(Supplied records begins)

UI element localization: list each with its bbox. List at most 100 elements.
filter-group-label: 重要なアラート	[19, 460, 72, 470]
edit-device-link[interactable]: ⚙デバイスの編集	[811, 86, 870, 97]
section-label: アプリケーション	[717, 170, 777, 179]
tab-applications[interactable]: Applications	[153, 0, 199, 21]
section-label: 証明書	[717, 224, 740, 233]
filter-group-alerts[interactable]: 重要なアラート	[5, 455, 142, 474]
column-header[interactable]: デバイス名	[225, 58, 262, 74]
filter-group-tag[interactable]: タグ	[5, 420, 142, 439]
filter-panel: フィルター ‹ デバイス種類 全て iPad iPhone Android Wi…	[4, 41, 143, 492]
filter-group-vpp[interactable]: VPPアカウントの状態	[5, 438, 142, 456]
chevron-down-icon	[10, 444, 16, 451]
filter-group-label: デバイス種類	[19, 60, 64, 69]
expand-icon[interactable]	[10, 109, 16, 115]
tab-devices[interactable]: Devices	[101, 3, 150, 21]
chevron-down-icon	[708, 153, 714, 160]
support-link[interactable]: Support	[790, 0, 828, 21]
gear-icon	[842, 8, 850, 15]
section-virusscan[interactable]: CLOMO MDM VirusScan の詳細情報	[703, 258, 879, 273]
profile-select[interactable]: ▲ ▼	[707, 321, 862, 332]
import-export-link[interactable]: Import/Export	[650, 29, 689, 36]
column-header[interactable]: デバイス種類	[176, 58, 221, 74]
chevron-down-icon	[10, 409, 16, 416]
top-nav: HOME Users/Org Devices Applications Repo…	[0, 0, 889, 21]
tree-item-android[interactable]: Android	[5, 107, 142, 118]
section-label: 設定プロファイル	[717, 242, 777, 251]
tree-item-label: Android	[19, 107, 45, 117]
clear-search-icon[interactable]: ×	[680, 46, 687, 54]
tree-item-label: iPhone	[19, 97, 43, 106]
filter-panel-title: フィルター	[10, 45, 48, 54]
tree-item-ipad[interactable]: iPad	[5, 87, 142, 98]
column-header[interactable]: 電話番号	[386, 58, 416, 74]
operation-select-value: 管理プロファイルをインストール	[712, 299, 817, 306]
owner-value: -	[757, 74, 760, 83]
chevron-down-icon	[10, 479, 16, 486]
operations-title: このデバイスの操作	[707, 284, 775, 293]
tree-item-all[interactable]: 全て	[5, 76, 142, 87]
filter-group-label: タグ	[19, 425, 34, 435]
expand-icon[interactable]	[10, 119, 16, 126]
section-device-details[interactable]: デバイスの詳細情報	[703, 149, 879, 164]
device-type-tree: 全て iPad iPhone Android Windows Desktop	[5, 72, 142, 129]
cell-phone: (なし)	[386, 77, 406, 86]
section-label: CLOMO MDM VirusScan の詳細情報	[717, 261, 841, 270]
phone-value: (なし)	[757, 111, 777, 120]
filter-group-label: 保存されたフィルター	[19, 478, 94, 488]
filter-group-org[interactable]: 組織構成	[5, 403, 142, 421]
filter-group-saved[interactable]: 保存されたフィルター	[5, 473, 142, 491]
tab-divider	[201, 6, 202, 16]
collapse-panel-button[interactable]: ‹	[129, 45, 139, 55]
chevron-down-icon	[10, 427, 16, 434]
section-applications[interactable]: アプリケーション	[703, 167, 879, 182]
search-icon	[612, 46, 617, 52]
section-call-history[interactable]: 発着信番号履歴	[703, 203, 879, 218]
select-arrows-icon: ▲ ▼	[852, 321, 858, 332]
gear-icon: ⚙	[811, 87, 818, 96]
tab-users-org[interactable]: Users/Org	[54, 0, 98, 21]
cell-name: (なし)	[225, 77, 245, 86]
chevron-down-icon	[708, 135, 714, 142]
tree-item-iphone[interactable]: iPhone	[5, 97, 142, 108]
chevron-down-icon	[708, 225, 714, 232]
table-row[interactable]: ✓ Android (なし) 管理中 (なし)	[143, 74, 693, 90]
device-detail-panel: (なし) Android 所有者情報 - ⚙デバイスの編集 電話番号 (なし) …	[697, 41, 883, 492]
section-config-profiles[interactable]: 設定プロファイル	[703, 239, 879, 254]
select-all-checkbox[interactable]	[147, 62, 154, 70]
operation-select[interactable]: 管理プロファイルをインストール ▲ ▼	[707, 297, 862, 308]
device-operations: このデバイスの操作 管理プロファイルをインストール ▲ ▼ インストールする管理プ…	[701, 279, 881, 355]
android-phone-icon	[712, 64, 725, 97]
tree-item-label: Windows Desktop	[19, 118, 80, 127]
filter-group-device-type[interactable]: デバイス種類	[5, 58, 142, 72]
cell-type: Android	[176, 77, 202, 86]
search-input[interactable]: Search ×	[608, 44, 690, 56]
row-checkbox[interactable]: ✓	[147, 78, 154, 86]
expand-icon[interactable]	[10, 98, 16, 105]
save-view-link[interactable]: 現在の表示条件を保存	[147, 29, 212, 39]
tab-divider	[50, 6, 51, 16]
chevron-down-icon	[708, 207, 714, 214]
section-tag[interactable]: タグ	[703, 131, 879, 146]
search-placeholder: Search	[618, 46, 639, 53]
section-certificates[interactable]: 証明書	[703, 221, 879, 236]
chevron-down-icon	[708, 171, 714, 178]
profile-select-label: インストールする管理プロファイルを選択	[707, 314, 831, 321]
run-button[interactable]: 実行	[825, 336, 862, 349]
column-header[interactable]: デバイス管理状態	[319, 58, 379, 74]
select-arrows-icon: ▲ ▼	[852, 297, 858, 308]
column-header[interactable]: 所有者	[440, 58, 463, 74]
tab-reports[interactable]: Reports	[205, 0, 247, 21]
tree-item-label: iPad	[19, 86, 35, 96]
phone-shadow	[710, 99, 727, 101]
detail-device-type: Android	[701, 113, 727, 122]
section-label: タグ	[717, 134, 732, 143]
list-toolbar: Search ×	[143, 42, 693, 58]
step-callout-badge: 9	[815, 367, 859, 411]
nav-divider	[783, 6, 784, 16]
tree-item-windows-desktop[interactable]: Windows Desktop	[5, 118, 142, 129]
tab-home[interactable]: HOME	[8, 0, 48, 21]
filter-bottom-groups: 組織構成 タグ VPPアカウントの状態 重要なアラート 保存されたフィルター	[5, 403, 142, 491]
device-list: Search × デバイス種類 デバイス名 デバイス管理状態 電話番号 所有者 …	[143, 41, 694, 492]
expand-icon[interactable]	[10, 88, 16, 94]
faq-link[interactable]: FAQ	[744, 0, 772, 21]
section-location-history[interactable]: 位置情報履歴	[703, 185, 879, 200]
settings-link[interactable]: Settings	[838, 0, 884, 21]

(Supplied records ends)

- Task goal: After reading the entries, reproduce every one of them exactly.

- Result below:
UI element localization: list each with its bbox. List at most 100 elements.
filter-group-label: 重要なアラート	[19, 460, 72, 470]
edit-device-link[interactable]: ⚙デバイスの編集	[811, 86, 870, 97]
section-label: アプリケーション	[717, 170, 777, 179]
tab-applications[interactable]: Applications	[153, 0, 199, 21]
section-label: 証明書	[717, 224, 740, 233]
filter-group-alerts[interactable]: 重要なアラート	[5, 455, 142, 474]
column-header[interactable]: デバイス名	[225, 58, 262, 74]
filter-group-tag[interactable]: タグ	[5, 420, 142, 439]
filter-panel: フィルター ‹ デバイス種類 全て iPad iPhone Android Wi…	[4, 41, 143, 492]
filter-group-vpp[interactable]: VPPアカウントの状態	[5, 438, 142, 456]
chevron-down-icon	[10, 444, 16, 451]
filter-group-label: デバイス種類	[19, 60, 64, 69]
expand-icon[interactable]	[10, 109, 16, 115]
tab-devices[interactable]: Devices	[101, 3, 150, 21]
chevron-down-icon	[708, 153, 714, 160]
support-link[interactable]: Support	[790, 0, 828, 21]
gear-icon	[842, 8, 850, 15]
section-virusscan[interactable]: CLOMO MDM VirusScan の詳細情報	[703, 258, 879, 273]
profile-select[interactable]: ▲ ▼	[707, 321, 862, 332]
import-export-link[interactable]: Import/Export	[650, 29, 689, 36]
column-header[interactable]: デバイス種類	[176, 58, 221, 74]
chevron-down-icon	[10, 409, 16, 416]
top-nav: HOME Users/Org Devices Applications Repo…	[0, 0, 889, 21]
tree-item-android[interactable]: Android	[5, 107, 142, 118]
section-label: 設定プロファイル	[717, 242, 777, 251]
tree-item-label: Android	[19, 107, 45, 117]
clear-search-icon[interactable]: ×	[680, 46, 687, 54]
tree-item-label: iPhone	[19, 97, 43, 106]
filter-panel-title: フィルター	[10, 45, 48, 54]
tree-item-ipad[interactable]: iPad	[5, 87, 142, 98]
column-header[interactable]: 電話番号	[386, 58, 416, 74]
operation-select-value: 管理プロファイルをインストール	[712, 299, 817, 306]
owner-value: -	[757, 74, 760, 83]
chevron-down-icon	[10, 479, 16, 486]
operations-title: このデバイスの操作	[707, 284, 775, 293]
tree-item-all[interactable]: 全て	[5, 76, 142, 87]
filter-group-label: タグ	[19, 425, 34, 435]
expand-icon[interactable]	[10, 119, 16, 126]
section-device-details[interactable]: デバイスの詳細情報	[703, 149, 879, 164]
device-type-tree: 全て iPad iPhone Android Windows Desktop	[5, 72, 142, 129]
cell-phone: (なし)	[386, 77, 406, 86]
section-label: CLOMO MDM VirusScan の詳細情報	[717, 261, 841, 270]
phone-value: (なし)	[757, 111, 777, 120]
filter-group-label: 保存されたフィルター	[19, 478, 94, 488]
filter-group-org[interactable]: 組織構成	[5, 403, 142, 421]
filter-group-saved[interactable]: 保存されたフィルター	[5, 473, 142, 491]
tab-divider	[201, 6, 202, 16]
collapse-panel-button[interactable]: ‹	[129, 45, 139, 55]
chevron-down-icon	[10, 427, 16, 434]
section-applications[interactable]: アプリケーション	[703, 167, 879, 182]
search-icon	[612, 46, 617, 52]
section-call-history[interactable]: 発着信番号履歴	[703, 203, 879, 218]
select-arrows-icon: ▲ ▼	[852, 321, 858, 332]
gear-icon: ⚙	[811, 87, 818, 96]
tab-users-org[interactable]: Users/Org	[54, 0, 98, 21]
cell-name: (なし)	[225, 77, 245, 86]
chevron-down-icon	[708, 135, 714, 142]
tree-item-iphone[interactable]: iPhone	[5, 97, 142, 108]
chevron-down-icon	[708, 225, 714, 232]
table-row[interactable]: ✓ Android (なし) 管理中 (なし)	[143, 74, 693, 90]
device-detail-panel: (なし) Android 所有者情報 - ⚙デバイスの編集 電話番号 (なし) …	[697, 41, 883, 492]
section-config-profiles[interactable]: 設定プロファイル	[703, 239, 879, 254]
select-all-checkbox[interactable]	[147, 62, 154, 70]
operation-select[interactable]: 管理プロファイルをインストール ▲ ▼	[707, 297, 862, 308]
device-operations: このデバイスの操作 管理プロファイルをインストール ▲ ▼ インストールする管理プ…	[701, 279, 881, 355]
android-phone-icon	[712, 64, 725, 97]
tree-item-label: Windows Desktop	[19, 118, 80, 127]
filter-group-device-type[interactable]: デバイス種類	[5, 58, 142, 72]
cell-type: Android	[176, 77, 202, 86]
search-input[interactable]: Search ×	[608, 44, 690, 56]
row-checkbox[interactable]: ✓	[147, 78, 154, 86]
expand-icon[interactable]	[10, 98, 16, 105]
save-view-link[interactable]: 現在の表示条件を保存	[147, 29, 212, 39]
tab-divider	[50, 6, 51, 16]
chevron-down-icon	[708, 207, 714, 214]
section-tag[interactable]: タグ	[703, 131, 879, 146]
search-placeholder: Search	[618, 46, 639, 53]
section-certificates[interactable]: 証明書	[703, 221, 879, 236]
chevron-down-icon	[708, 171, 714, 178]
profile-select-label: インストールする管理プロファイルを選択	[707, 314, 831, 321]
run-button[interactable]: 実行	[825, 336, 862, 349]
column-header[interactable]: デバイス管理状態	[319, 58, 379, 74]
select-arrows-icon: ▲ ▼	[852, 297, 858, 308]
column-header[interactable]: 所有者	[440, 58, 463, 74]
tab-reports[interactable]: Reports	[205, 0, 247, 21]
tree-item-label: iPad	[19, 86, 35, 96]
phone-shadow	[710, 99, 727, 101]
detail-device-type: Android	[701, 113, 727, 122]
section-label: タグ	[717, 134, 732, 143]
list-toolbar: Search ×	[143, 42, 693, 58]
step-callout-badge: 9	[815, 367, 859, 411]
nav-divider	[783, 6, 784, 16]
tree-item-windows-desktop[interactable]: Windows Desktop	[5, 118, 142, 129]
tab-home[interactable]: HOME	[8, 0, 48, 21]
filter-bottom-groups: 組織構成 タグ VPPアカウントの状態 重要なアラート 保存されたフィルター	[5, 403, 142, 491]
device-list: Search × デバイス種類 デバイス名 デバイス管理状態 電話番号 所有者 …	[143, 41, 694, 492]
expand-icon[interactable]	[10, 88, 16, 94]
faq-link[interactable]: FAQ	[744, 0, 772, 21]
section-location-history[interactable]: 位置情報履歴	[703, 185, 879, 200]
settings-link[interactable]: Settings	[838, 0, 884, 21]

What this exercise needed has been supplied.